Each line containing the word "Climatología" must be reported.

A run of records.
━━━━━━━━
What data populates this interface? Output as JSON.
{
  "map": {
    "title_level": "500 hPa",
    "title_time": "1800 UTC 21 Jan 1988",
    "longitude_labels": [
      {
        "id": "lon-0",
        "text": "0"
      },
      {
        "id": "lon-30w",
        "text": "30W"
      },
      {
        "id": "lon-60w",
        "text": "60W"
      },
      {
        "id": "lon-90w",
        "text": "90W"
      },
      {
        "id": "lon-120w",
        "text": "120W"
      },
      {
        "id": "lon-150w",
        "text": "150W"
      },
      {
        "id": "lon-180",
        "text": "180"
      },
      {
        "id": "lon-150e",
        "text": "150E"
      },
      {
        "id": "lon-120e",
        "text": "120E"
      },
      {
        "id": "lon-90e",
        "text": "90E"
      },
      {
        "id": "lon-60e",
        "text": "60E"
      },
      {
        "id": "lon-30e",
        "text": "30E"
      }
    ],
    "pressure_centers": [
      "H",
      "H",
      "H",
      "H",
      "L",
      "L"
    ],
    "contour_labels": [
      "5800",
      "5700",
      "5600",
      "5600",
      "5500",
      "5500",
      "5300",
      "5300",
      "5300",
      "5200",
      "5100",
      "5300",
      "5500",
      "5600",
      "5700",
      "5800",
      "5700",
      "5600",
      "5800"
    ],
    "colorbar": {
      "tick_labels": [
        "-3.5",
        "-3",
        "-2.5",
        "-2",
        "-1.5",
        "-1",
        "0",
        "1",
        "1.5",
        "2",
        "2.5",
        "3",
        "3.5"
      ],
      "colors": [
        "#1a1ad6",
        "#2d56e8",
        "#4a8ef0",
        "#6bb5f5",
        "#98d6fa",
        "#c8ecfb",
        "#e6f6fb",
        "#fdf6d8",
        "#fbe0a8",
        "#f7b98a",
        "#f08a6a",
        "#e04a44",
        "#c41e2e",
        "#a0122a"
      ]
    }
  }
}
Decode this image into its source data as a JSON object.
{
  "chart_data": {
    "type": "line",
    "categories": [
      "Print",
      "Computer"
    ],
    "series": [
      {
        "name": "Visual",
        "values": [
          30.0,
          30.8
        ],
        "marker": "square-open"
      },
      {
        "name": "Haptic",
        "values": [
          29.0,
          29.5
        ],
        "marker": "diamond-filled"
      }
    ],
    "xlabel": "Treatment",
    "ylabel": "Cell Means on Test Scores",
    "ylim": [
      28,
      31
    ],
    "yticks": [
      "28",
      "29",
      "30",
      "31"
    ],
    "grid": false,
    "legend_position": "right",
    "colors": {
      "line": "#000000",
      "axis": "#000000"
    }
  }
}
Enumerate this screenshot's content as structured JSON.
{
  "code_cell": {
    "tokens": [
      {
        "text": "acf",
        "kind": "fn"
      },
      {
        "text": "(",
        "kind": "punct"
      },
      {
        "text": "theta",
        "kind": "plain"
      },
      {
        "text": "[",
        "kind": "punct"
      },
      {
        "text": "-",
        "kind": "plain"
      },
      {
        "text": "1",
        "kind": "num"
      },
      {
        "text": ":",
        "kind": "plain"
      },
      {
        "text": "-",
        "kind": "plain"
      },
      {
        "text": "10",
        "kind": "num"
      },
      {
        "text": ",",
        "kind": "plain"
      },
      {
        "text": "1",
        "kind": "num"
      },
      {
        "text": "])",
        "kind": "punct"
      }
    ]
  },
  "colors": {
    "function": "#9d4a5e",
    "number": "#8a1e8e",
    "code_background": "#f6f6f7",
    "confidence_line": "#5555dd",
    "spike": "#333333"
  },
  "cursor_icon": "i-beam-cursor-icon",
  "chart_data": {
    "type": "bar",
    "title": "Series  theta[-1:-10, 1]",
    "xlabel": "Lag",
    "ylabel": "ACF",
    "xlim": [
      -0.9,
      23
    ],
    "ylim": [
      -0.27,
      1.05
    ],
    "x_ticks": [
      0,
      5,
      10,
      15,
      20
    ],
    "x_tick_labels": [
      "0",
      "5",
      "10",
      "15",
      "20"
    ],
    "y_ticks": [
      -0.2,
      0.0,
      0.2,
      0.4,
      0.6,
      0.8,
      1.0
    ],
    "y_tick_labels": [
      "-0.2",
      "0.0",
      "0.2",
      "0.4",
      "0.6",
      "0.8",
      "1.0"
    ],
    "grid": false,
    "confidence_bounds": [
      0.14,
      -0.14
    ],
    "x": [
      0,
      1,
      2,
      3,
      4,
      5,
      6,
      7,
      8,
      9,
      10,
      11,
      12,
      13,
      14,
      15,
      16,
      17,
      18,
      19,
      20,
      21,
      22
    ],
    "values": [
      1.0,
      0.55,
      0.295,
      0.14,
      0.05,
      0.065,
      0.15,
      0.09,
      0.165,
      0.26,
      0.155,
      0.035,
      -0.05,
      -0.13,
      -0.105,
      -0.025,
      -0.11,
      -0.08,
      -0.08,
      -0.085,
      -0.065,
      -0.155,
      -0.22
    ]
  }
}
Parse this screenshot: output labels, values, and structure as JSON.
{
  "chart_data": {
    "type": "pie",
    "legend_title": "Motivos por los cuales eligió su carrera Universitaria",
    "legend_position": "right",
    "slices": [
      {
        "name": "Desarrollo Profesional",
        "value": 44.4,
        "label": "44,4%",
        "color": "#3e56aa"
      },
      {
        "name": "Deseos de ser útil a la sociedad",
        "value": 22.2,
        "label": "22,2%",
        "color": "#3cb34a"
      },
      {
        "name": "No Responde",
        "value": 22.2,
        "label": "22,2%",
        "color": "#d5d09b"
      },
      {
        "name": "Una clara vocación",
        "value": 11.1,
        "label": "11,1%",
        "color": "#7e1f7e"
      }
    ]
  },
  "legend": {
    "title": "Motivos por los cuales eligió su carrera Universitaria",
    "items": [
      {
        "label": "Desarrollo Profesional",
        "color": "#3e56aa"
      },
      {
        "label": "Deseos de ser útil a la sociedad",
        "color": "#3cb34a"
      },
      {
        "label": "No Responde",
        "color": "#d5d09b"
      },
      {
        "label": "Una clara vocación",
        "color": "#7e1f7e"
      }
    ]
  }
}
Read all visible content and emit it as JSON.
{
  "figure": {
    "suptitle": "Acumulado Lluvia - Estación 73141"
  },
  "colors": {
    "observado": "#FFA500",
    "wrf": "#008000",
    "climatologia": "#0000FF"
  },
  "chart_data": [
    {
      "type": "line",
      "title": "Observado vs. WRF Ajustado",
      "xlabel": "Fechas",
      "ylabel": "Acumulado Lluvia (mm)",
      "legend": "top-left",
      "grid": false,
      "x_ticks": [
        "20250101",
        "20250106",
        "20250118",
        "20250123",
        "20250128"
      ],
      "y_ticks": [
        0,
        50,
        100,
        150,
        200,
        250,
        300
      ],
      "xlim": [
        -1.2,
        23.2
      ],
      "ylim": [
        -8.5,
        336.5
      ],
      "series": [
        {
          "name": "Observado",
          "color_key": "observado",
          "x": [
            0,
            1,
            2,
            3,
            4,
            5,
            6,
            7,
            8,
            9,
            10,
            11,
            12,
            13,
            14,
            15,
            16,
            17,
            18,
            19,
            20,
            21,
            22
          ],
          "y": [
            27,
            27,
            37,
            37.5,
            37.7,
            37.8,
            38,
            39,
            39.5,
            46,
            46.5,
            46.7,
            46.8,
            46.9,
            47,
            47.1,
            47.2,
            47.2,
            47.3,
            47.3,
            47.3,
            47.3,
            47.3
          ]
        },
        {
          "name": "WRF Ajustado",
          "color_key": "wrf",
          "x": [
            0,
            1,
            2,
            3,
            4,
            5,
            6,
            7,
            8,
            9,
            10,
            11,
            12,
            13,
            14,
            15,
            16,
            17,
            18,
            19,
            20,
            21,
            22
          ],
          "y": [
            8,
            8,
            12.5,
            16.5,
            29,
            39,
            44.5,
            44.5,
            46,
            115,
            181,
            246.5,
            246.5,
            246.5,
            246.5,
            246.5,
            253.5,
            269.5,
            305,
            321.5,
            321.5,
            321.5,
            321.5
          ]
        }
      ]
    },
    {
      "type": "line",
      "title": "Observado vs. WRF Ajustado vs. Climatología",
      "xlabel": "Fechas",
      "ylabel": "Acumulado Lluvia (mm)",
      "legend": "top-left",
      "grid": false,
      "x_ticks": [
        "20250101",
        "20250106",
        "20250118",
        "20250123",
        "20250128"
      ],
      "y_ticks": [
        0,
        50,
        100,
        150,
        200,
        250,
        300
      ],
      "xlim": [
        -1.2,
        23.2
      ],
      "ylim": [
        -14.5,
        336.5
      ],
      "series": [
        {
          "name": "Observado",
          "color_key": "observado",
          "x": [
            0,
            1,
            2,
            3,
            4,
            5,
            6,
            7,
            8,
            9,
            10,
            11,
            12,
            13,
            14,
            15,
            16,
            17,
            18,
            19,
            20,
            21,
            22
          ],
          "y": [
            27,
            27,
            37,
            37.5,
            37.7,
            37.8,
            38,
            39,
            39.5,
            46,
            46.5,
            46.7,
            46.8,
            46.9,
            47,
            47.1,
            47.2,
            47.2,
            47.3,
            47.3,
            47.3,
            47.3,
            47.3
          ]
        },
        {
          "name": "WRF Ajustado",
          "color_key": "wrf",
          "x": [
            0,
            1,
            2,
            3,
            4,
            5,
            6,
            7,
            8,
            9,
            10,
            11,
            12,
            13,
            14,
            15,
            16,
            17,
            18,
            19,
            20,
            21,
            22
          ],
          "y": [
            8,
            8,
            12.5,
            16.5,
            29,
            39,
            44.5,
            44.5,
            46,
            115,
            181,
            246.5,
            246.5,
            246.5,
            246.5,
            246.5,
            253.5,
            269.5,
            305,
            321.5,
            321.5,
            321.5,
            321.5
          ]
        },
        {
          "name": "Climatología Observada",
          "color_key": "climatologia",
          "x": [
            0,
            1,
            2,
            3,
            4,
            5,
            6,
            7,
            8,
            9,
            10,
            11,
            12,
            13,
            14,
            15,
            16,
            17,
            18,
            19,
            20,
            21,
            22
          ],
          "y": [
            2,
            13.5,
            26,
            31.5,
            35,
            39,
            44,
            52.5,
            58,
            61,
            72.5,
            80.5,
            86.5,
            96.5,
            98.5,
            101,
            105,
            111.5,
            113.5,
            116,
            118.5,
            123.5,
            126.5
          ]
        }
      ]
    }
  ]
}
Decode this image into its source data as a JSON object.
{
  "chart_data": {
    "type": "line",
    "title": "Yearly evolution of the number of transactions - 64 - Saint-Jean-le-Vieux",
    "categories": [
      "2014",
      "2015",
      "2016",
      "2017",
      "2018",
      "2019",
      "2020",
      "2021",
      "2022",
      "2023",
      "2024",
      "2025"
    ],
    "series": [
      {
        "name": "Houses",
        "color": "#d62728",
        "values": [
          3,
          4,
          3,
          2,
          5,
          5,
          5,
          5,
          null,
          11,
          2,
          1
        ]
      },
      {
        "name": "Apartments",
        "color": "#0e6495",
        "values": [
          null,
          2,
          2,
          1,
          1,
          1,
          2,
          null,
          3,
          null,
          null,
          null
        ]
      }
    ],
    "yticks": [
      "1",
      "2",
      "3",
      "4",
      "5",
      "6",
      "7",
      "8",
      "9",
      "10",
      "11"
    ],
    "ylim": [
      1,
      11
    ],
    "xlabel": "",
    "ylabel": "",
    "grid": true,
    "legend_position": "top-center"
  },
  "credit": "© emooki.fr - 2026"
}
━━━━━━━━
Response to the task.
      "title": "Observado vs. WRF Ajustado vs. Climatología",
          "name": "Climatología Observada",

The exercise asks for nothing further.